▸ Task instructions
Among these lines, how many include "Після"? Answer only with the number.

▸ Extracted material
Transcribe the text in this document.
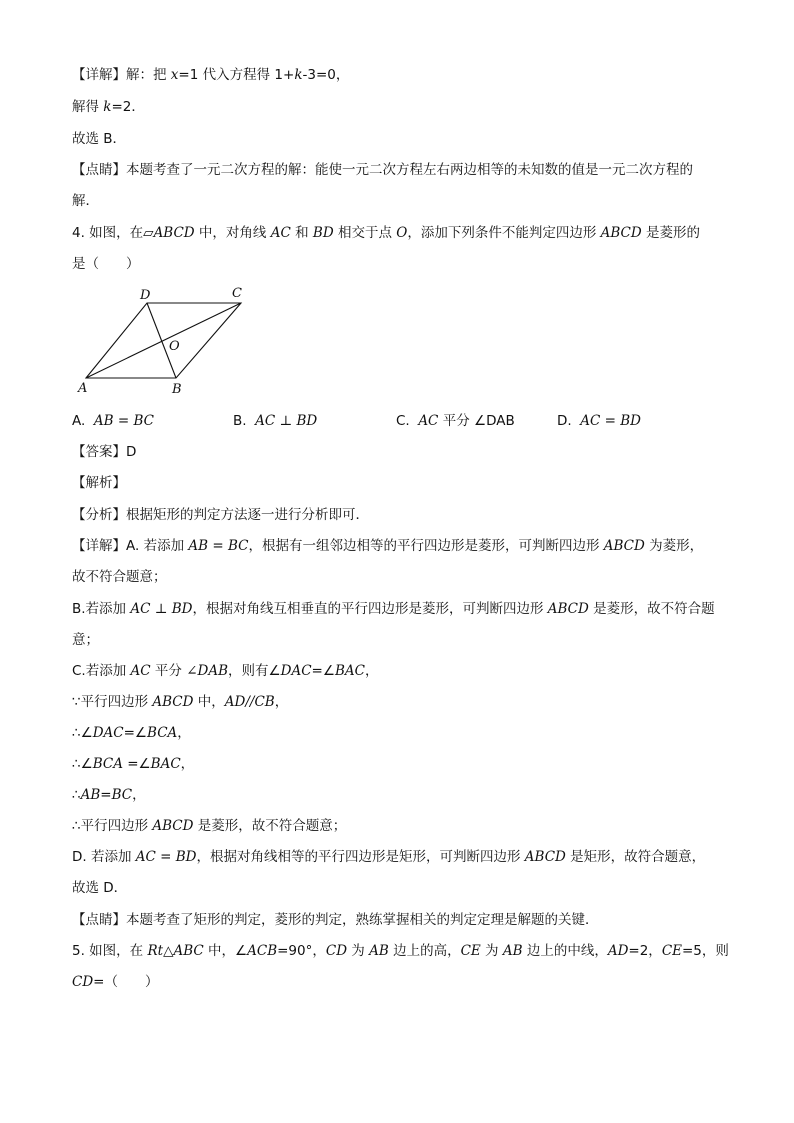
【详解】解：把 x=1 代入方程得 1+k-3=0，
解得 k=2．
故选 B．
【点睛】本题考查了一元二次方程的解：能使一元二次方程左右两边相等的未知数的值是一元二次方程的
解．
4. 如图，在▱ABCD 中，对角线 AC 和 BD 相交于点 O，添加下列条件不能判定四边形 ABCD 是菱形的
是（　　）
A	B
C
D
O
A. AB = BC	B. AC ⊥ BD	C. AC 平分 ∠DAB	D. AC = BD
【答案】D
【解析】
【分析】根据矩形的判定方法逐一进行分析即可．
【详解】A. 若添加 AB = BC，根据有一组邻边相等的平行四边形是菱形，可判断四边形 ABCD 为菱形，
故不符合题意；
B.若添加 AC ⊥ BD，根据对角线互相垂直的平行四边形是菱形，可判断四边形 ABCD 是菱形，故不符合题
意；
C.若添加 AC 平分 ∠DAB，则有∠DAC=∠BAC，
∵平行四边形 ABCD 中，AD//CB，
∴∠DAC=∠BCA，
∴∠BCA =∠BAC，
∴AB=BC，
∴平行四边形 ABCD 是菱形，故不符合题意；
D. 若添加 AC = BD，根据对角线相等的平行四边形是矩形，可判断四边形 ABCD 是矩形，故符合题意，
故选 D．
【点睛】本题考查了矩形的判定，菱形的判定，熟练掌握相关的判定定理是解题的关键．
5. 如图，在 Rt△ABC 中，∠ACB=90°，CD 为 AB 边上的高，CE 为 AB 边上的中线，AD=2，CE=5，则
CD=（　　）
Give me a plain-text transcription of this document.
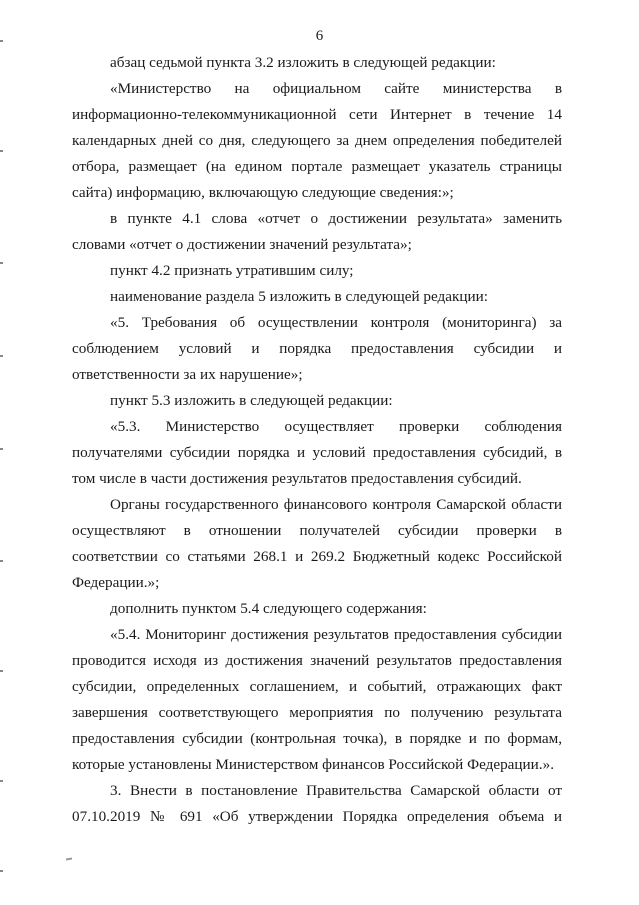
6

абзац седьмой пункта 3.2 изложить в следующей редакции:

«Министерство на официальном сайте министерства в информационно-телекоммуникационной сети Интернет в течение 14 календарных дней со дня, следующего за днем определения победителей отбора, размещает (на едином портале размещает указатель страницы сайта) информацию, включающую следующие сведения:»;

в пункте 4.1 слова «отчет о достижении результата» заменить словами «отчет о достижении значений результата»;

пункт 4.2 признать утратившим силу;

наименование раздела 5 изложить в следующей редакции:

«5. Требования об осуществлении контроля (мониторинга) за соблюдением условий и порядка предоставления субсидии и ответственности за их нарушение»;

пункт 5.3 изложить в следующей редакции:

«5.3. Министерство осуществляет проверки соблюдения получателями субсидии порядка и условий предоставления субсидий, в том числе в части достижения результатов предоставления субсидий.

Органы государственного финансового контроля Самарской области осуществляют в отношении получателей субсидии проверки в соответствии со статьями 268.1 и 269.2 Бюджетный кодекс Российской Федерации.»;

дополнить пунктом 5.4 следующего содержания:

«5.4. Мониторинг достижения результатов предоставления субсидии проводится исходя из достижения значений результатов предоставления субсидии, определенных соглашением, и событий, отражающих факт завершения соответствующего мероприятия по получению результата предоставления субсидии (контрольная точка), в порядке и по формам, которые установлены Министерством финансов Российской Федерации.».

3. Внести в постановление Правительства Самарской области от 07.10.2019 № 691 «Об утверждении Порядка определения объема и
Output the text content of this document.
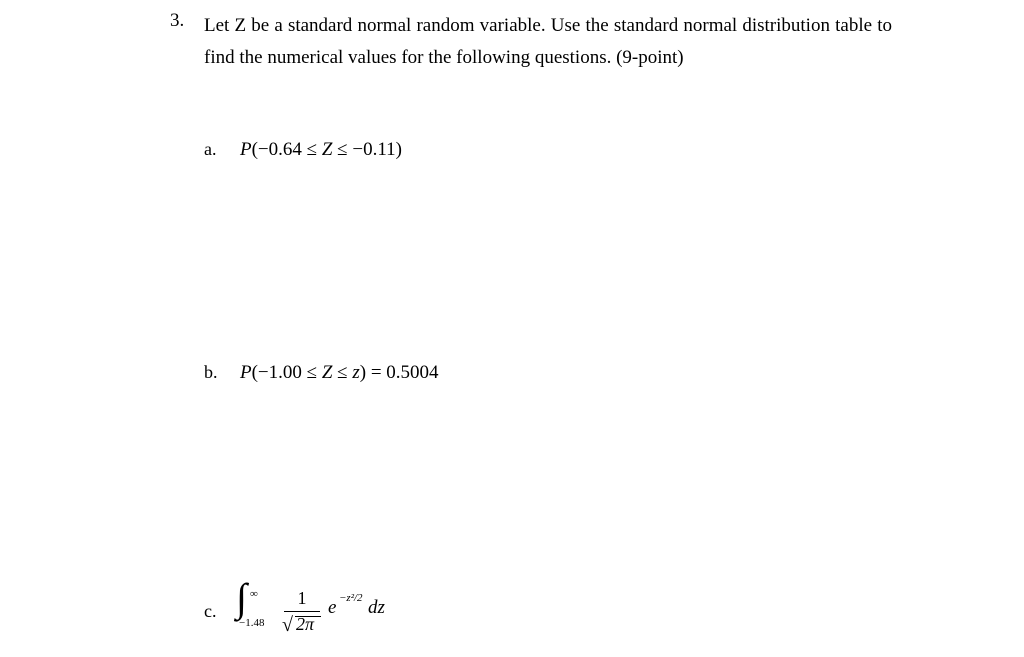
3. Let Z be a standard normal random variable. Use the standard normal distribution table to find the numerical values for the following questions. (9-point)
a. P(−0.64 ≤ Z ≤ −0.11)
b. P(−1.00 ≤ Z ≤ z) = 0.5004
c. ∫ ∞
−1.48
1
√ 2π
e −z²/2 dz
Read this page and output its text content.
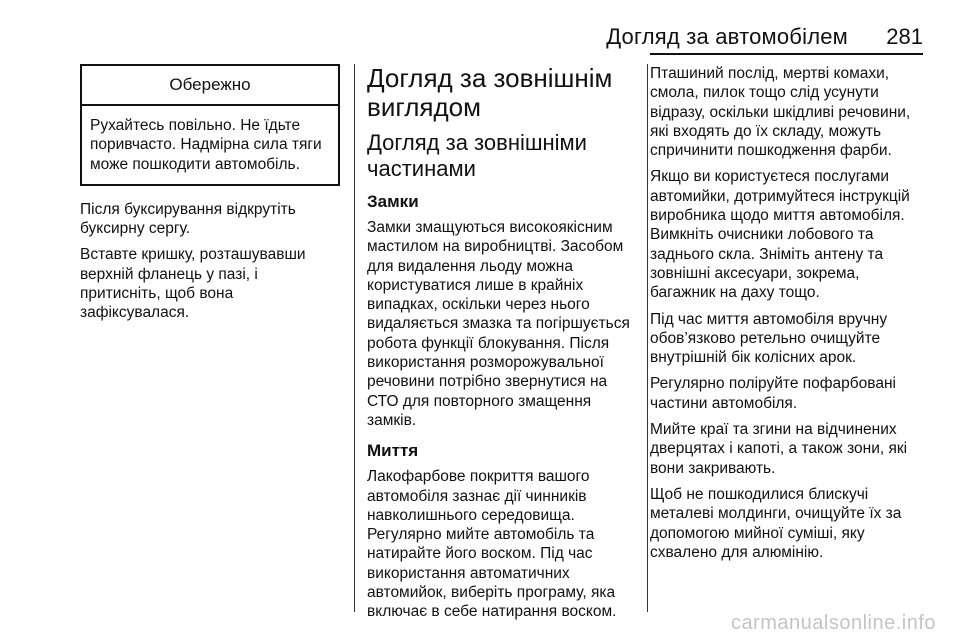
Догляд за автомобілем 281
Обережно
Рухайтесь повільно. Не їдьте поривчасто. Надмірна сила тяги може пошкодити автомобіль.

Після буксирування відкрутіть буксирну сергу.

Вставте кришку, розташувавши верхній фланець у пазі, і притисніть, щоб вона зафіксувалася.

Догляд за зовнішнім виглядом
Догляд за зовнішніми частинами
Замки

Замки змащуються високоякісним мастилом на виробництві. Засобом для видалення льоду можна користуватися лише в крайніх випадках, оскільки через нього видаляється змазка та погіршується робота функції блокування. Після використання розморожувальної речовини потрібно звернутися на СТО для повторного змащення замків.

Миття

Лакофарбове покриття вашого автомобіля зазнає дії чинників навколишнього середовища. Регулярно мийте автомобіль та натирайте його воском. Під час використання автоматичних автомийок, виберіть програму, яка включає в себе натирання воском.

Пташиний послід, мертві комахи, смола, пилок тощо слід усунути відразу, оскільки шкідливі речовини, які входять до їх складу, можуть спричинити пошкодження фарби.

Якщо ви користуєтеся послугами автомийки, дотримуйтеся інструкцій виробника щодо миття автомобіля. Вимкніть очисники лобового та заднього скла. Зніміть антену та зовнішні аксесуари, зокрема, багажник на даху тощо.

Під час миття автомобіля вручну обов’язково ретельно очищуйте внутрішній бік колісних арок.

Регулярно поліруйте пофарбовані частини автомобіля.

Мийте краї та згини на відчинених дверцятах і капоті, а також зони, які вони закривають.

Щоб не пошкодилися блискучі металеві молдинги, очищуйте їх за допомогою мийної суміші, яку схвалено для алюмінію.

carmanualsonline.info
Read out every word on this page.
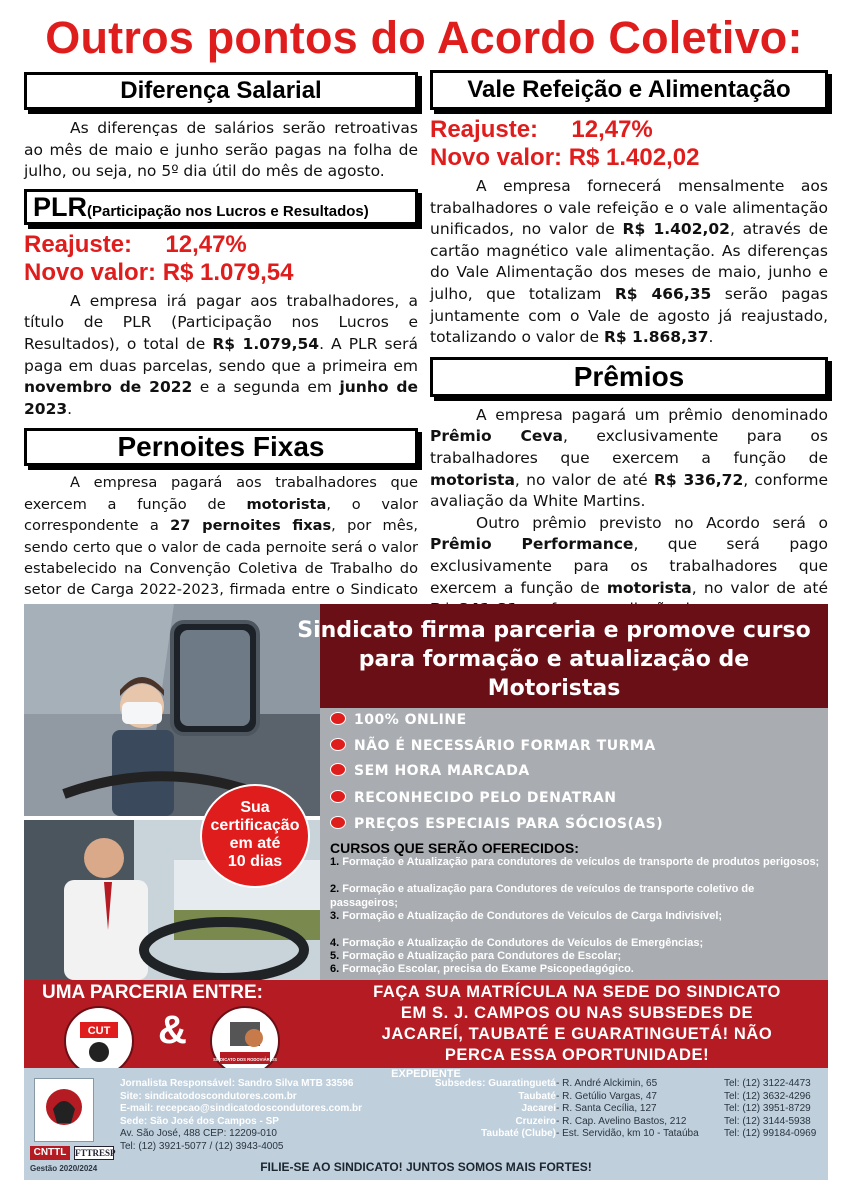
Outros pontos do Acordo Coletivo:
Diferença Salarial

As diferenças de salários serão retroativas ao mês de maio e junho serão pagas na folha de julho, ou seja, no 5º dia útil do mês de agosto.

PLR(Participação nos Lucros e Resultados)
Reajuste:     12,47%
Novo valor: R$ 1.079,54

A empresa irá pagar aos trabalhadores, a título de PLR (Participação nos Lucros e Resultados), o total de R$ 1.079,54. A PLR será paga em duas parcelas, sendo que a primeira em novembro de 2022 e a segunda em junho de 2023.

Pernoites Fixas

A empresa pagará aos trabalhadores que exercem a função de motorista, o valor correspondente a 27 pernoites fixas, por mês, sendo certo que o valor de cada pernoite será o valor estabelecido na Convenção Coletiva de Trabalho do setor de Carga 2022-2023, firmada entre o Sindicato

Vale Refeição e Alimentação
Reajuste:     12,47%
Novo valor: R$ 1.402,02

A empresa fornecerá mensalmente aos trabalhadores o vale refeição e o vale alimentação unificados, no valor de R$ 1.402,02, através de cartão magnético vale alimentação. As diferenças do Vale Alimentação dos meses de maio, junho e julho, que totalizam R$ 466,35 serão pagas juntamente com o Vale de agosto já reajustado, totalizando o valor de R$ 1.868,37.

Prêmios

A empresa pagará um prêmio denominado Prêmio Ceva, exclusivamente para os trabalhadores que exercem a função de motorista, no valor de até R$ 336,72, conforme avaliação da White Martins.

Outro prêmio previsto no Acordo será o Prêmio Performance, que será pago exclusivamente para os trabalhadores que exercem a função de motorista, no valor de até

Sindicato firma parceria e promove curso
para formação e atualização de
Motoristas
100% ONLINE
NÃO É NECESSÁRIO FORMAR TURMA
SEM HORA MARCADA
RECONHECIDO PELO DENATRAN
PREÇOS ESPECIAIS PARA SÓCIOS(AS)
Sua
certificação
em até
10 dias
CURSOS QUE SERÃO OFERECIDOS:
1. Formação e Atualização para condutores de veículos de transporte de produtos perigosos;
2. Formação e atualização para Condutores de veículos de transporte coletivo de passageiros;
3. Formação e Atualização de Condutores de Veículos de Carga Indivisível;
4. Formação e Atualização de Condutores de Veículos de Emergências;
5. Formação e Atualização para Condutores de Escolar;
6. Formação Escolar, precisa do Exame Psicopedagógico.
UMA PARCERIA ENTRE:
CUT &
SINDICATO DOS RODOVIÁRIOS
FAÇA SUA MATRÍCULA NA SEDE DO SINDICATO
EM S. J. CAMPOS OU NAS SUBSEDES DE
JACAREÍ, TAUBATÉ E GUARATINGUETÁ! NÃO
PERCA ESSA OPORTUNIDADE!
EXPEDIENTE
Jornalista Responsável: Sandro Silva MTB 33596
Site: sindicatodoscondutores.com.br
E-mail: recepcao@sindicatodoscondutores.com.br
Sede: São José dos Campos - SP
Av. São José, 488 CEP: 12209-010
Tel: (12) 3921-5077 / (12) 3943-4005
Subsedes: Guaratinguetá
Taubaté
Jacareí
Cruzeiro
Taubaté (Clube)
- R. André Alckimin, 65
- R. Getúlio Vargas, 47
- R. Santa Cecília, 127
- R. Cap. Avelino Bastos, 212
- Est. Servidão, km 10 - Tataúba
Tel: (12) 3122-4473
Tel: (12) 3632-4296
Tel: (12) 3951-8729
Tel: (12) 3144-5938
Tel: (12) 99184-0969
CNTTL FTTRESP
Gestão 2020/2024	FILIE-SE AO SINDICATO! JUNTOS SOMOS MAIS FORTES!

▸ Written response
2